- WRITTEN TASK
From the records below, give the number of lines that contain the string "Srirangam", without any other text.

........

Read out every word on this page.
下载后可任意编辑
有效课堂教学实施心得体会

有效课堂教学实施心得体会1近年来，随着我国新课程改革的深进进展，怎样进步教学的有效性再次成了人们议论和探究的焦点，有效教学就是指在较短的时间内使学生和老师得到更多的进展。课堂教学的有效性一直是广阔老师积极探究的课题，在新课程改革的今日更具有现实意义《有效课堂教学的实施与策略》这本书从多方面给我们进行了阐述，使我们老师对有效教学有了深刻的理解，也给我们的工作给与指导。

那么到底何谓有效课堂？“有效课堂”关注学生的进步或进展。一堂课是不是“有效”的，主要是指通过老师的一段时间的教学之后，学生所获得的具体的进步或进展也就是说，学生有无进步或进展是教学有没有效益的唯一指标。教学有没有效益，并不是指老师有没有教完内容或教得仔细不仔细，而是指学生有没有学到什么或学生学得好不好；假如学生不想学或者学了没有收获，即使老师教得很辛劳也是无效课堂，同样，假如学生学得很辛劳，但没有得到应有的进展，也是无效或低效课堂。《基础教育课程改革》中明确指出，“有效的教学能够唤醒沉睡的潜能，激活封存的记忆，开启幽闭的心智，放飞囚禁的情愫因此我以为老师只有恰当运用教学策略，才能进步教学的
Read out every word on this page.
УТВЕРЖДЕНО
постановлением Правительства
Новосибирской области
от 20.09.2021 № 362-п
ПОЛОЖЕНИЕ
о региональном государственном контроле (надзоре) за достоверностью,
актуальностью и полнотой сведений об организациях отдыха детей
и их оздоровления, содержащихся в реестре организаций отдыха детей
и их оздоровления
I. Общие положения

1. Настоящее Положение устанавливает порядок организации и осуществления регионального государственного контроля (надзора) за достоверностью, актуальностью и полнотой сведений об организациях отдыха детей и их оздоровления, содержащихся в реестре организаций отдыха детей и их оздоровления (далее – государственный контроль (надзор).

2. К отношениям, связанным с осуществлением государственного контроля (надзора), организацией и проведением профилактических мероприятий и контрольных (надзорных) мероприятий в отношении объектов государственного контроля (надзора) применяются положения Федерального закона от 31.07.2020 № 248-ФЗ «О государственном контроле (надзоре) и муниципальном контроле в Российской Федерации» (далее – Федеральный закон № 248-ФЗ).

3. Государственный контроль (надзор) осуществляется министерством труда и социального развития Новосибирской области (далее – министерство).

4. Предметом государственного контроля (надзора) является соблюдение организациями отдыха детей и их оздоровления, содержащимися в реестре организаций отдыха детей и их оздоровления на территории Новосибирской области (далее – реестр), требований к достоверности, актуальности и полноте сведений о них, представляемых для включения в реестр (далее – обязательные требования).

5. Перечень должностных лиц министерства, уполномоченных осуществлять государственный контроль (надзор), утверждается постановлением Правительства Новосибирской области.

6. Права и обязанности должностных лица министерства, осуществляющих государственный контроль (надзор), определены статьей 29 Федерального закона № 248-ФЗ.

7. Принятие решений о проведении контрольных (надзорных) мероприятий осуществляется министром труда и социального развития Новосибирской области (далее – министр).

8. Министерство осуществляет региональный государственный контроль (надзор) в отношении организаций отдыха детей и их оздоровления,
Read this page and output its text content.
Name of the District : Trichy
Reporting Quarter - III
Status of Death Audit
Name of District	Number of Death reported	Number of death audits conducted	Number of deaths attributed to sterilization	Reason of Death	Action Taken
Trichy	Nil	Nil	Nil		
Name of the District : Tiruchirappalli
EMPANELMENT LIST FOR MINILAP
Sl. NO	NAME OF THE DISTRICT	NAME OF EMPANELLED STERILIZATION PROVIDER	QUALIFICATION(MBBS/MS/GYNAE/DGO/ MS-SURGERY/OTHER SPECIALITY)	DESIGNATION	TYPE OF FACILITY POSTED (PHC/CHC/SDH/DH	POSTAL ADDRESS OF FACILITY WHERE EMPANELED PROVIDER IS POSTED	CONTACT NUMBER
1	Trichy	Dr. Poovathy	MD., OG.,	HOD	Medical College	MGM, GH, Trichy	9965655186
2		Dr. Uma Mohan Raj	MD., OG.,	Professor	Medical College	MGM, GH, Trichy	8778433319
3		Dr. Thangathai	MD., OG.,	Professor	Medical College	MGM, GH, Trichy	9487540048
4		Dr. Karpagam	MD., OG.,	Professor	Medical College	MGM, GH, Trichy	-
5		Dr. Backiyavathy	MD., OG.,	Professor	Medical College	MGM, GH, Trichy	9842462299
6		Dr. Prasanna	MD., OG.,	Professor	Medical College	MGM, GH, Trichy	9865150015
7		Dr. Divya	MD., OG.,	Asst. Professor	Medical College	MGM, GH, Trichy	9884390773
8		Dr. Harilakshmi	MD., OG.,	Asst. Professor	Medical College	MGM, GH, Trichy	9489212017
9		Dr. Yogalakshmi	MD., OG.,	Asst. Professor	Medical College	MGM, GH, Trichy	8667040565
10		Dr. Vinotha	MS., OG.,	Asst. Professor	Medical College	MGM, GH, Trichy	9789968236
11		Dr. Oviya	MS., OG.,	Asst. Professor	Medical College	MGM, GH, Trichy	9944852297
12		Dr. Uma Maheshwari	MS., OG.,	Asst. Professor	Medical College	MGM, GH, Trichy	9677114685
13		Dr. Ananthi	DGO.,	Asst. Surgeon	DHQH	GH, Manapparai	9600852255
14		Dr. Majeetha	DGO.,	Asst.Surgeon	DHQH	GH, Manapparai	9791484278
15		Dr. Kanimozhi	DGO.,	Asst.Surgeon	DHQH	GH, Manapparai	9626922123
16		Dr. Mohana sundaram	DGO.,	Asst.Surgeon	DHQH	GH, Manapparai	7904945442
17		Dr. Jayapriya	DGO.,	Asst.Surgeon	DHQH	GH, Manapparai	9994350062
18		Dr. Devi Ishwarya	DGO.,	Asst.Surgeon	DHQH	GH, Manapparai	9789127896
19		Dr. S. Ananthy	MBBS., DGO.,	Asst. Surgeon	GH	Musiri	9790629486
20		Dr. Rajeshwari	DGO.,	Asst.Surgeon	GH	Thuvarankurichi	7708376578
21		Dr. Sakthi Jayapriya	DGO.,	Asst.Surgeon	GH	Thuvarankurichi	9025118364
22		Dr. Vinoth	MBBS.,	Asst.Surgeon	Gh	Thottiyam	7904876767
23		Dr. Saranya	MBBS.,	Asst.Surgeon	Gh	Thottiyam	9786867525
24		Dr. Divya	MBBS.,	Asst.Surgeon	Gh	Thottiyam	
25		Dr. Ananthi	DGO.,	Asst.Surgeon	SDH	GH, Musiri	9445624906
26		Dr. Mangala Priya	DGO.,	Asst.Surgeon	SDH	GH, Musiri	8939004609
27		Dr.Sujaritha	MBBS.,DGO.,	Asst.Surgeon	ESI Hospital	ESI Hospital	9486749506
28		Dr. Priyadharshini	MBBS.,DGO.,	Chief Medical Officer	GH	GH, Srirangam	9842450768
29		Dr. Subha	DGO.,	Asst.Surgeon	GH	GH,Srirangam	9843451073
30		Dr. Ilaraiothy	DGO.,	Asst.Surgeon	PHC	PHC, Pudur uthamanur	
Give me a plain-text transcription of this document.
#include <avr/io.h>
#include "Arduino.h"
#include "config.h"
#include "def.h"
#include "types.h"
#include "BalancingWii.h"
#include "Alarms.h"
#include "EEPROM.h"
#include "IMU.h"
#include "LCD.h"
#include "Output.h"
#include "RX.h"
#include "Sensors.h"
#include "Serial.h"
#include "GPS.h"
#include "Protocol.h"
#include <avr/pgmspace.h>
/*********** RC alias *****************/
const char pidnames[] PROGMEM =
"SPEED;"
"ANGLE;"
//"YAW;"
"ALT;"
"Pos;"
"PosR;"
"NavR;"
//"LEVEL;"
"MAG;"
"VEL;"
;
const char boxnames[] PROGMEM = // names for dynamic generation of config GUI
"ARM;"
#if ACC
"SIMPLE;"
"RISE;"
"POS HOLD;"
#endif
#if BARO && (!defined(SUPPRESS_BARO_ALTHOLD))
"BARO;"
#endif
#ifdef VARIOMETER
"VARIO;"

........

- RESPONSE BELOW
2